* Material
..........

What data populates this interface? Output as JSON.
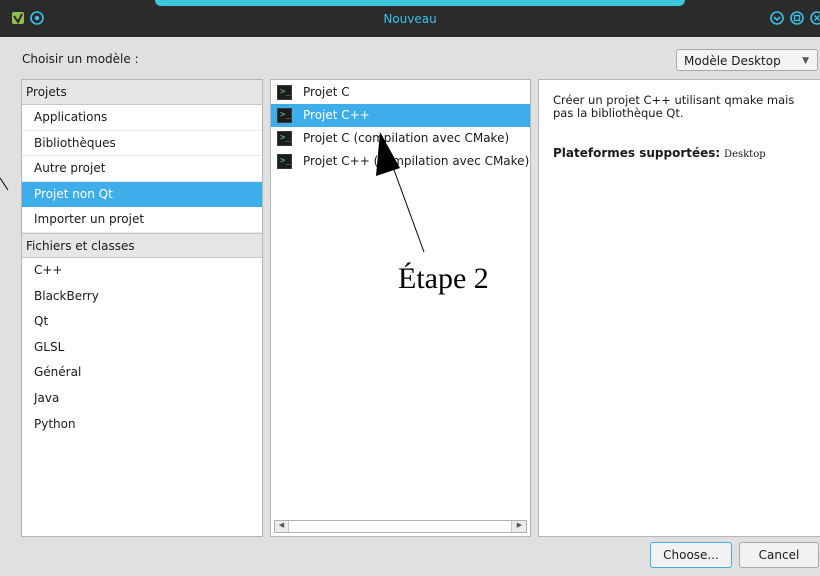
{
  "window": {
    "title": "Nouveau",
    "accent_color": "#38c2ea",
    "left_icons": [
      "app-icon",
      "pin-icon"
    ],
    "right_icons": [
      "minimize-icon",
      "maximize-icon",
      "close-icon"
    ]
  },
  "model_label": "Choisir un modèle :",
  "model_combo": {
    "selected": "Modèle Desktop"
  },
  "categories": {
    "projects_header": "Projets",
    "projects": [
      "Applications",
      "Bibliothèques",
      "Autre projet",
      "Projet non Qt",
      "Importer un projet"
    ],
    "selected_project": "Projet non Qt",
    "files_header": "Fichiers et classes",
    "files": [
      "C++",
      "BlackBerry",
      "Qt",
      "GLSL",
      "Général",
      "Java",
      "Python"
    ]
  },
  "templates": {
    "items": [
      "Projet C",
      "Projet C++",
      "Projet C (compilation avec CMake)",
      "Projet C++ (compilation avec CMake)"
    ],
    "selected": "Projet C++"
  },
  "description": {
    "text": "Créer un projet C++ utilisant qmake mais pas la bibliothèque Qt.",
    "platforms_label": "Plateformes supportées:",
    "platforms_value": "Desktop"
  },
  "buttons": {
    "choose": "Choose...",
    "cancel": "Cancel"
  },
  "annotation": {
    "label": "Étape 2"
  },
  "colors": {
    "selection": "#3daee9",
    "titlebar": "#2b2b2b"
  }
}
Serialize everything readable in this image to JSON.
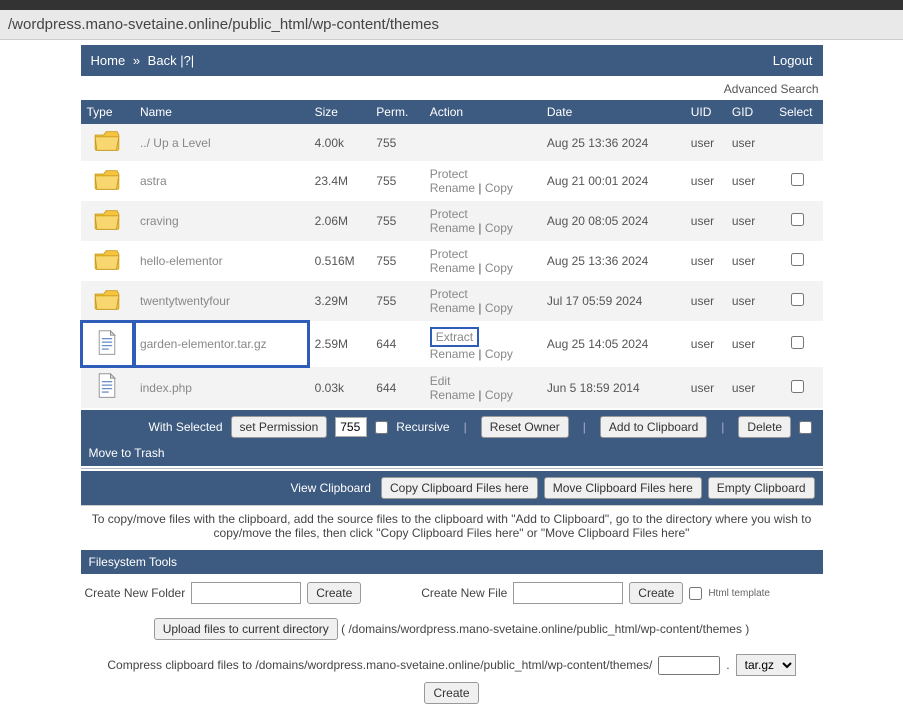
{
  "url": "/wordpress.mano-svetaine.online/public_html/wp-content/themes",
  "nav": {
    "home": "Home",
    "sep": "»",
    "back": "Back",
    "help": "|?|",
    "logout": "Logout"
  },
  "advanced": "Advanced Search",
  "headers": {
    "type": "Type",
    "name": "Name",
    "size": "Size",
    "perm": "Perm.",
    "action": "Action",
    "date": "Date",
    "uid": "UID",
    "gid": "GID",
    "select": "Select"
  },
  "rows": [
    {
      "kind": "folder",
      "name": "../ Up a Level",
      "size": "4.00k",
      "perm": "755",
      "actions": [],
      "date": "Aug 25 13:36 2024",
      "uid": "user",
      "gid": "user",
      "checkbox": false,
      "odd": true
    },
    {
      "kind": "folder",
      "name": "astra",
      "size": "23.4M",
      "perm": "755",
      "actions": [
        "Protect",
        "Rename",
        "Copy"
      ],
      "date": "Aug 21 00:01 2024",
      "uid": "user",
      "gid": "user",
      "checkbox": true,
      "odd": false
    },
    {
      "kind": "folder",
      "name": "craving",
      "size": "2.06M",
      "perm": "755",
      "actions": [
        "Protect",
        "Rename",
        "Copy"
      ],
      "date": "Aug 20 08:05 2024",
      "uid": "user",
      "gid": "user",
      "checkbox": true,
      "odd": true
    },
    {
      "kind": "folder",
      "name": "hello-elementor",
      "size": "0.516M",
      "perm": "755",
      "actions": [
        "Protect",
        "Rename",
        "Copy"
      ],
      "date": "Aug 25 13:36 2024",
      "uid": "user",
      "gid": "user",
      "checkbox": true,
      "odd": false
    },
    {
      "kind": "folder",
      "name": "twentytwentyfour",
      "size": "3.29M",
      "perm": "755",
      "actions": [
        "Protect",
        "Rename",
        "Copy"
      ],
      "date": "Jul 17 05:59 2024",
      "uid": "user",
      "gid": "user",
      "checkbox": true,
      "odd": true
    },
    {
      "kind": "file",
      "name": "garden-elementor.tar.gz",
      "size": "2.59M",
      "perm": "644",
      "actions": [
        "Extract",
        "Rename",
        "Copy"
      ],
      "date": "Aug 25 14:05 2024",
      "uid": "user",
      "gid": "user",
      "checkbox": true,
      "odd": false,
      "highlight": true
    },
    {
      "kind": "file",
      "name": "index.php",
      "size": "0.03k",
      "perm": "644",
      "actions": [
        "Edit",
        "Rename",
        "Copy"
      ],
      "date": "Jun 5 18:59 2014",
      "uid": "user",
      "gid": "user",
      "checkbox": true,
      "odd": true
    }
  ],
  "withSelected": {
    "label": "With Selected",
    "setPerm": "set Permission",
    "permVal": "755",
    "recursive": "Recursive",
    "resetOwner": "Reset Owner",
    "addClip": "Add to Clipboard",
    "delete": "Delete",
    "moveTrash": "Move to Trash"
  },
  "clipboard": {
    "view": "View Clipboard",
    "copyHere": "Copy Clipboard Files here",
    "moveHere": "Move Clipboard Files here",
    "empty": "Empty Clipboard"
  },
  "copyNote": "To copy/move files with the clipboard, add the source files to the clipboard with \"Add to Clipboard\", go to the directory where you wish to copy/move the files, then click \"Copy Clipboard Files here\" or \"Move Clipboard Files here\"",
  "tools": {
    "title": "Filesystem Tools",
    "createFolder": "Create New Folder",
    "createFile": "Create New File",
    "createBtn": "Create",
    "htmlTemplate": "Html template",
    "uploadBtn": "Upload files to current directory",
    "uploadPath": "( /domains/wordpress.mano-svetaine.online/public_html/wp-content/themes )",
    "compressLabel": "Compress clipboard files to /domains/wordpress.mano-svetaine.online/public_html/wp-content/themes/",
    "compressExt": "tar.gz",
    "compressBtn": "Create"
  }
}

..........

* Task requirements
Return each line of the listing that holds the string "content".

* Reply to the task
  "url": "/wordpress.mano-svetaine.online/public_html/wp-content/themes",
    "uploadPath": "( /domains/wordpress.mano-svetaine.online/public_html/wp-content/themes )",
    "compressLabel": "Compress clipboard files to /domains/wordpress.mano-svetaine.online/public_html/wp-content/themes/",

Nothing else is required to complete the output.